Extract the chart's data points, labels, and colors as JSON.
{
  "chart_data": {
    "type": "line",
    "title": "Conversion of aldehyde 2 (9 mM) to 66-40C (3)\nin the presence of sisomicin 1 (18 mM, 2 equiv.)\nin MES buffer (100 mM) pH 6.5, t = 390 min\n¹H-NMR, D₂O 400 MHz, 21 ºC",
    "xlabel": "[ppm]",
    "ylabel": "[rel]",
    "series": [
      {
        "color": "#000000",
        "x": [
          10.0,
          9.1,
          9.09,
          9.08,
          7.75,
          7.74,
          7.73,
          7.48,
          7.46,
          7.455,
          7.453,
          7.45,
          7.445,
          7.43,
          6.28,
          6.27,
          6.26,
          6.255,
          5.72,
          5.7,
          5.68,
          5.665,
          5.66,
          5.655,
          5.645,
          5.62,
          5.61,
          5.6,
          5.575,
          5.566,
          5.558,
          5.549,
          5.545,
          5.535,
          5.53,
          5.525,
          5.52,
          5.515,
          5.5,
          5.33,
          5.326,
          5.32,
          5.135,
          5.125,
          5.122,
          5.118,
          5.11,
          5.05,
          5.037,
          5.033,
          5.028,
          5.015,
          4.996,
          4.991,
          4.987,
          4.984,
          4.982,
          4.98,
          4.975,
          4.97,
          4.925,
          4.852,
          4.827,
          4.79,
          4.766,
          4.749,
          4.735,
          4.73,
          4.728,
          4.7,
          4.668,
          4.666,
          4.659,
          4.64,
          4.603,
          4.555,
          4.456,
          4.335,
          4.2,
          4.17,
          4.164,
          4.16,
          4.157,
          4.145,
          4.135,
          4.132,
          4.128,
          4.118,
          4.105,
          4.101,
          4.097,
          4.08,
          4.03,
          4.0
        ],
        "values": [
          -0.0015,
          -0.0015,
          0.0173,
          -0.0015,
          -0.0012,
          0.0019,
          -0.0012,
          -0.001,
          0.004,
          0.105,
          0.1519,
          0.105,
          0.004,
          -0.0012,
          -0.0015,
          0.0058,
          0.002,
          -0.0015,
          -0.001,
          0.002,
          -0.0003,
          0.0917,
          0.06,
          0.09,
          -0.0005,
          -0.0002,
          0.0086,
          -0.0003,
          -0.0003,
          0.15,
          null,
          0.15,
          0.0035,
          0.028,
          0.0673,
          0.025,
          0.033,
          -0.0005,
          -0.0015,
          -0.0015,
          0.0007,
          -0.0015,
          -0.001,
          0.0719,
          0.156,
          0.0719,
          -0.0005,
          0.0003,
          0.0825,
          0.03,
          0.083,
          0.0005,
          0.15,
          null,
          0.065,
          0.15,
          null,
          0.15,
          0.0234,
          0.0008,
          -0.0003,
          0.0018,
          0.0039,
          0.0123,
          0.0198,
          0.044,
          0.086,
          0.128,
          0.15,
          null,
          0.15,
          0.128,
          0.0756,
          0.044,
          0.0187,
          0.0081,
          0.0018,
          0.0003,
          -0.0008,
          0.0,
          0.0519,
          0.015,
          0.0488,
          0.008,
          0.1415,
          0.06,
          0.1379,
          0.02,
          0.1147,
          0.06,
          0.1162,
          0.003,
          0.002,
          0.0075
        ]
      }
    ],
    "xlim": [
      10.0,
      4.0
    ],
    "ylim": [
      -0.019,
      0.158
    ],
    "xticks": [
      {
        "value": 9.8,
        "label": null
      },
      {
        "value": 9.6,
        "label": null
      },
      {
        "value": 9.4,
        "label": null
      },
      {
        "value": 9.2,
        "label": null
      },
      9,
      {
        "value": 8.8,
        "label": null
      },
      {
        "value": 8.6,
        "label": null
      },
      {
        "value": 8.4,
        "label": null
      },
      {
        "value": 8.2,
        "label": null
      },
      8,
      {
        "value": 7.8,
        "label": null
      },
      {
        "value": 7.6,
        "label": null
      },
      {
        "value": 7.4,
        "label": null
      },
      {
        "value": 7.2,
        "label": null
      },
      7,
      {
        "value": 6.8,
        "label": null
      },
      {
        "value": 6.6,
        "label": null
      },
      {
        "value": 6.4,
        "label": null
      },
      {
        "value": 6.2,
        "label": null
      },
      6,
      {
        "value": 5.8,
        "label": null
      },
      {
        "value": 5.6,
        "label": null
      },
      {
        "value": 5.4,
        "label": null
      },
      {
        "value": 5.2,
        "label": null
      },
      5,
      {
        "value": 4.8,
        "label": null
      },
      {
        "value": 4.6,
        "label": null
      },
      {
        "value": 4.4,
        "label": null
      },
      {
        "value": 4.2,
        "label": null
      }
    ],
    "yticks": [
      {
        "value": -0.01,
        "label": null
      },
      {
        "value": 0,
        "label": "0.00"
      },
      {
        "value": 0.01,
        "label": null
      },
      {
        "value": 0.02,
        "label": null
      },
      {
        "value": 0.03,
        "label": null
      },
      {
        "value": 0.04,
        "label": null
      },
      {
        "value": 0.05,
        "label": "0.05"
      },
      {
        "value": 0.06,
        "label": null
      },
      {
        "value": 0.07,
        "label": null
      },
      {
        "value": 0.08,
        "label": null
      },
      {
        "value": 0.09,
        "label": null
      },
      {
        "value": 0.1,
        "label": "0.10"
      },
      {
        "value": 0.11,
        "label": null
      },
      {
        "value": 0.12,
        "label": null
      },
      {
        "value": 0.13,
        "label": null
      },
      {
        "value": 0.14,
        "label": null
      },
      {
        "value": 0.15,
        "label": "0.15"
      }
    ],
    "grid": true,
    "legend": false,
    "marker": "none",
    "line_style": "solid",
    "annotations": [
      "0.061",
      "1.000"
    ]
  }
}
_____
## TASK PROMPT
Write out the whole listing exactly.

## SOLUTION FOR THIS TASK
Extract the chart's data points, labels, and colors as JSON.
{
  "chart_data": {
    "type": "line",
    "title": "Conversion of aldehyde 2 (9 mM) to 66-40C (3)\nin the presence of sisomicin 1 (18 mM, 2 equiv.)\nin MES buffer (100 mM) pH 6.5, t = 390 min\n¹H-NMR, D₂O 400 MHz, 21 ºC",
    "xlabel": "[ppm]",
    "ylabel": "[rel]",
    "series": [
      {
        "color": "#000000",
        "x": [
          10.0,
          9.1,
          9.09,
          9.08,
          7.75,
          7.74,
          7.73,
          7.48,
          7.46,
          7.455,
          7.453,
          7.45,
          7.445,
          7.43,
          6.28,
          6.27,
          6.26,
          6.255,
          5.72,
          5.7,
          5.68,
          5.665,
          5.66,
          5.655,
          5.645,
          5.62,
          5.61,
          5.6,
          5.575,
          5.566,
          5.558,
          5.549,
          5.545,
          5.535,
          5.53,
          5.525,
          5.52,
          5.515,
          5.5,
          5.33,
          5.326,
          5.32,
          5.135,
          5.125,
          5.122,
          5.118,
          5.11,
          5.05,
          5.037,
          5.033,
          5.028,
          5.015,
          4.996,
          4.991,
          4.987,
          4.984,
          4.982,
          4.98,
          4.975,
          4.97,
          4.925,
          4.852,
          4.827,
          4.79,
          4.766,
          4.749,
          4.735,
          4.73,
          4.728,
          4.7,
          4.668,
          4.666,
          4.659,
          4.64,
          4.603,
          4.555,
          4.456,
          4.335,
          4.2,
          4.17,
          4.164,
          4.16,
          4.157,
          4.145,
          4.135,
          4.132,
          4.128,
          4.118,
          4.105,
          4.101,
          4.097,
          4.08,
          4.03,
          4.0
        ],
        "values": [
          -0.0015,
          -0.0015,
          0.0173,
          -0.0015,
          -0.0012,
          0.0019,
          -0.0012,
          -0.001,
          0.004,
          0.105,
          0.1519,
          0.105,
          0.004,
          -0.0012,
          -0.0015,
          0.0058,
          0.002,
          -0.0015,
          -0.001,
          0.002,
          -0.0003,
          0.0917,
          0.06,
          0.09,
          -0.0005,
          -0.0002,
          0.0086,
          -0.0003,
          -0.0003,
          0.15,
          null,
          0.15,
          0.0035,
          0.028,
          0.0673,
          0.025,
          0.033,
          -0.0005,
          -0.0015,
          -0.0015,
          0.0007,
          -0.0015,
          -0.001,
          0.0719,
          0.156,
          0.0719,
          -0.0005,
          0.0003,
          0.0825,
          0.03,
          0.083,
          0.0005,
          0.15,
          null,
          0.065,
          0.15,
          null,
          0.15,
          0.0234,
          0.0008,
          -0.0003,
          0.0018,
          0.0039,
          0.0123,
          0.0198,
          0.044,
          0.086,
          0.128,
          0.15,
          null,
          0.15,
          0.128,
          0.0756,
          0.044,
          0.0187,
          0.0081,
          0.0018,
          0.0003,
          -0.0008,
          0.0,
          0.0519,
          0.015,
          0.0488,
          0.008,
          0.1415,
          0.06,
          0.1379,
          0.02,
          0.1147,
          0.06,
          0.1162,
          0.003,
          0.002,
          0.0075
        ]
      }
    ],
    "xlim": [
      10.0,
      4.0
    ],
    "ylim": [
      -0.019,
      0.158
    ],
    "xticks": [
      {
        "value": 9.8,
        "label": null
      },
      {
        "value": 9.6,
        "label": null
      },
      {
        "value": 9.4,
        "label": null
      },
      {
        "value": 9.2,
        "label": null
      },
      9,
      {
        "value": 8.8,
        "label": null
      },
      {
        "value": 8.6,
        "label": null
      },
      {
        "value": 8.4,
        "label": null
      },
      {
        "value": 8.2,
        "label": null
      },
      8,
      {
        "value": 7.8,
        "label": null
      },
      {
        "value": 7.6,
        "label": null
      },
      {
        "value": 7.4,
        "label": null
      },
      {
        "value": 7.2,
        "label": null
      },
      7,
      {
        "value": 6.8,
        "label": null
      },
      {
        "value": 6.6,
        "label": null
      },
      {
        "value": 6.4,
        "label": null
      },
      {
        "value": 6.2,
        "label": null
      },
      6,
      {
        "value": 5.8,
        "label": null
      },
      {
        "value": 5.6,
        "label": null
      },
      {
        "value": 5.4,
        "label": null
      },
      {
        "value": 5.2,
        "label": null
      },
      5,
      {
        "value": 4.8,
        "label": null
      },
      {
        "value": 4.6,
        "label": null
      },
      {
        "value": 4.4,
        "label": null
      },
      {
        "value": 4.2,
        "label": null
      }
    ],
    "yticks": [
      {
        "value": -0.01,
        "label": null
      },
      {
        "value": 0,
        "label": "0.00"
      },
      {
        "value": 0.01,
        "label": null
      },
      {
        "value": 0.02,
        "label": null
      },
      {
        "value": 0.03,
        "label": null
      },
      {
        "value": 0.04,
        "label": null
      },
      {
        "value": 0.05,
        "label": "0.05"
      },
      {
        "value": 0.06,
        "label": null
      },
      {
        "value": 0.07,
        "label": null
      },
      {
        "value": 0.08,
        "label": null
      },
      {
        "value": 0.09,
        "label": null
      },
      {
        "value": 0.1,
        "label": "0.10"
      },
      {
        "value": 0.11,
        "label": null
      },
      {
        "value": 0.12,
        "label": null
      },
      {
        "value": 0.13,
        "label": null
      },
      {
        "value": 0.14,
        "label": null
      },
      {
        "value": 0.15,
        "label": "0.15"
      }
    ],
    "grid": true,
    "legend": false,
    "marker": "none",
    "line_style": "solid",
    "annotations": [
      "0.061",
      "1.000"
    ]
  }
}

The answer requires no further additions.